What this task involves =>
Copy each line of the entries that contains the word "premium".

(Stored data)
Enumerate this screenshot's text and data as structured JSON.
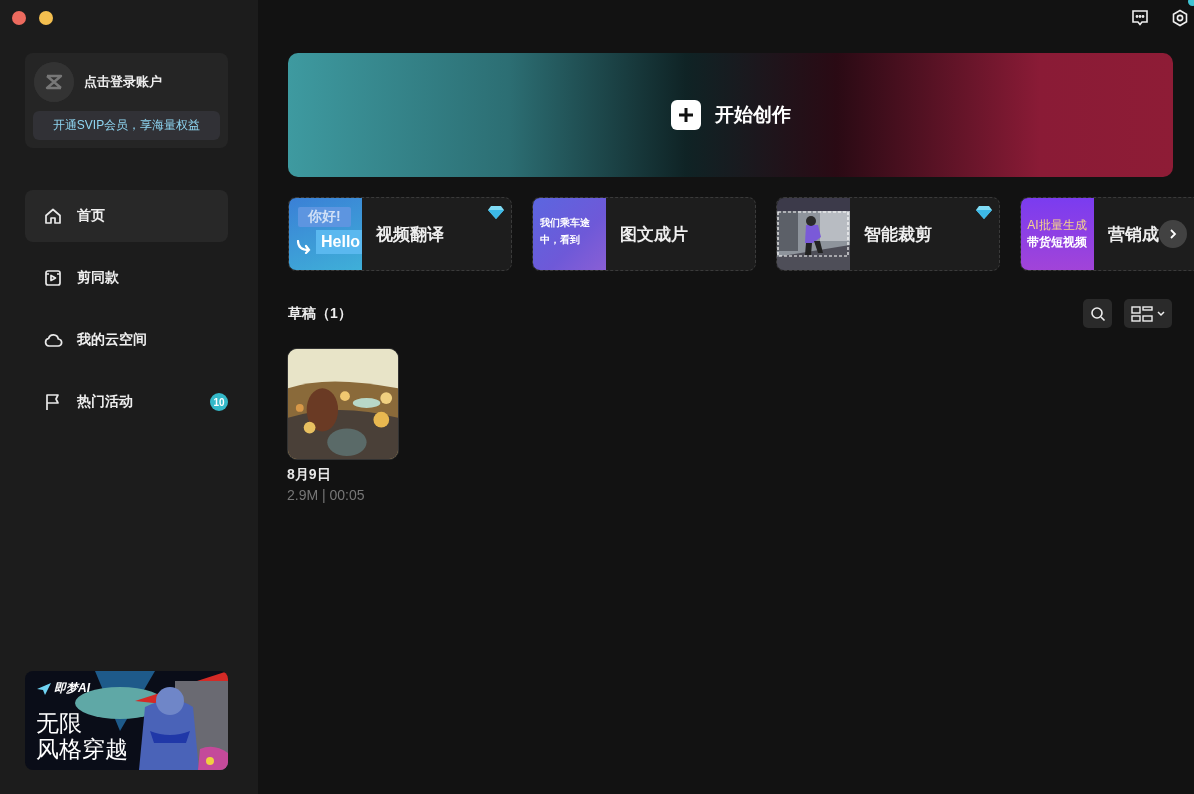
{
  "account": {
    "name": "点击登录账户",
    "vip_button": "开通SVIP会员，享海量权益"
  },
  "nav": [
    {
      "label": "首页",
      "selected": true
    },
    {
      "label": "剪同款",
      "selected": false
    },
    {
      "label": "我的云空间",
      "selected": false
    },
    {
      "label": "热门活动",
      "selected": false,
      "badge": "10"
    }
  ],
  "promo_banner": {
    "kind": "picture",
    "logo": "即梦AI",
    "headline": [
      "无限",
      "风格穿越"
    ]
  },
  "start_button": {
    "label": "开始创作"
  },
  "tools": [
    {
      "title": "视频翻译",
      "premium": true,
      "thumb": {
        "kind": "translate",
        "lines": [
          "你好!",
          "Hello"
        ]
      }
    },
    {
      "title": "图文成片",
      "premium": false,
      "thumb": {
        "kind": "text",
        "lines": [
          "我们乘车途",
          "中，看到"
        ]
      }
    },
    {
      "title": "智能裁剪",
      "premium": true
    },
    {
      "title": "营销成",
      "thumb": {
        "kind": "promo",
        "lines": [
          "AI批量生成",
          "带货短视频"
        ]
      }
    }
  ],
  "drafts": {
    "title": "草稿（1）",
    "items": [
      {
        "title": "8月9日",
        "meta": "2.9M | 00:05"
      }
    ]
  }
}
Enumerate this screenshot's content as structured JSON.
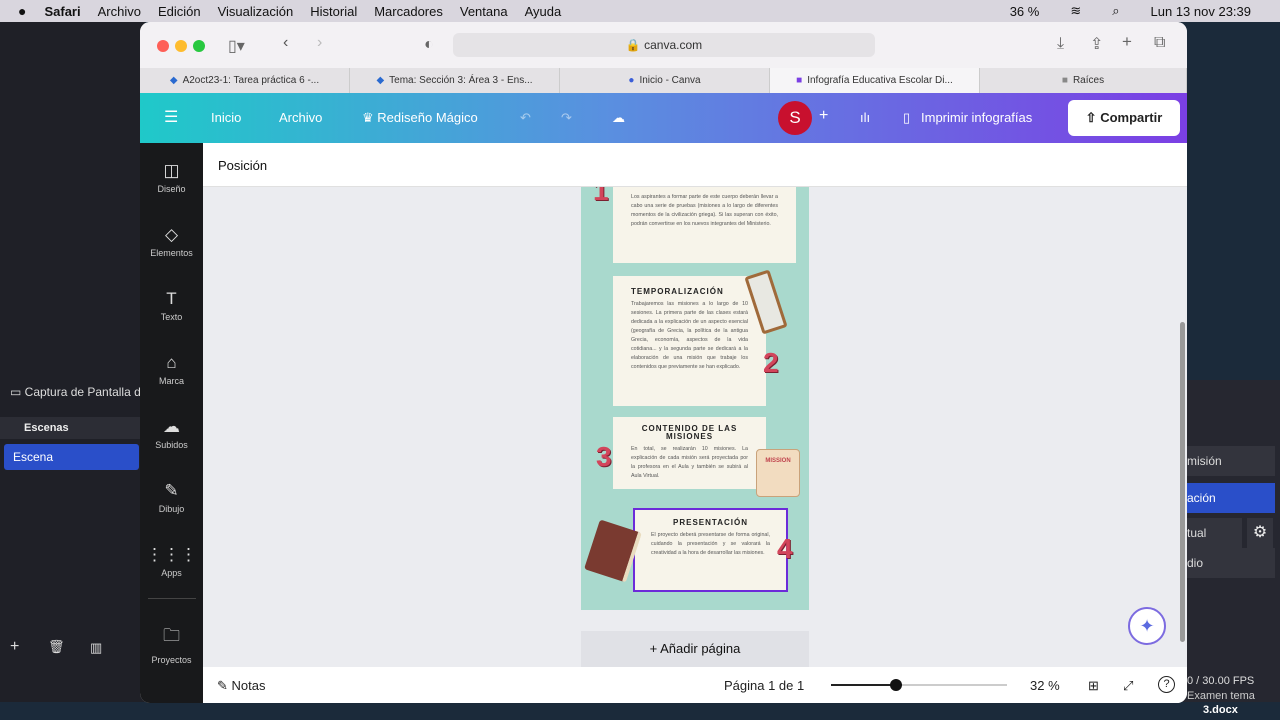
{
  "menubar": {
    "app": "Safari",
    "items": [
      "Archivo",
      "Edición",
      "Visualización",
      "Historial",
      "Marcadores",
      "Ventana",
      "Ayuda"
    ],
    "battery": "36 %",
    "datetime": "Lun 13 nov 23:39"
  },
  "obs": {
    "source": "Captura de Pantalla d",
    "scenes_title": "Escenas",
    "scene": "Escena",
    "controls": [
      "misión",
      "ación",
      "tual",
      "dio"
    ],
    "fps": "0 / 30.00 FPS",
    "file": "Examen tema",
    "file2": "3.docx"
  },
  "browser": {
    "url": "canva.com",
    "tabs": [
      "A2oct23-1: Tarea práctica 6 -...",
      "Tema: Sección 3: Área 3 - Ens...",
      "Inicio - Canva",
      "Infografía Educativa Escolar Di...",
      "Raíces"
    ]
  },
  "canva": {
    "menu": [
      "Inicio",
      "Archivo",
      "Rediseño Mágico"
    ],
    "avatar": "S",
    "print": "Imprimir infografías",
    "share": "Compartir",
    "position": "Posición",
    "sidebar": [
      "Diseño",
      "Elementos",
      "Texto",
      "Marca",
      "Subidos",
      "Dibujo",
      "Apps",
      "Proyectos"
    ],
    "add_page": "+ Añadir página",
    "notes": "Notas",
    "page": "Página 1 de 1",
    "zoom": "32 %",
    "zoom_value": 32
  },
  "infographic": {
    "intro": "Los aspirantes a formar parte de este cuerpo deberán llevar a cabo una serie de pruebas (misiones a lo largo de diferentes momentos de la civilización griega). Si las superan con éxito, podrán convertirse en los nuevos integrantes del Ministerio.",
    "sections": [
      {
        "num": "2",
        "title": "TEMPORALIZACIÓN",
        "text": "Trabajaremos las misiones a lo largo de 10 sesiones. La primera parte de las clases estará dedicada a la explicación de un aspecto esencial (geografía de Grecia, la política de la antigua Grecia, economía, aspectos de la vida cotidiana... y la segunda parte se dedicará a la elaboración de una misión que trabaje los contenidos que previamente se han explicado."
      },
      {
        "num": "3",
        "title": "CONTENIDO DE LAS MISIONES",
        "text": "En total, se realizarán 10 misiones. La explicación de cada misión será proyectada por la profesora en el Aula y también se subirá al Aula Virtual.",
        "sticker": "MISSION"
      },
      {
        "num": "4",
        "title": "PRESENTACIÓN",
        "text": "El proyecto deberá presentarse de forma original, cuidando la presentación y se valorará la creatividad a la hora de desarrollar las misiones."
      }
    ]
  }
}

Written response =>
      "premium": true,
      "premium": false,
      "premium": true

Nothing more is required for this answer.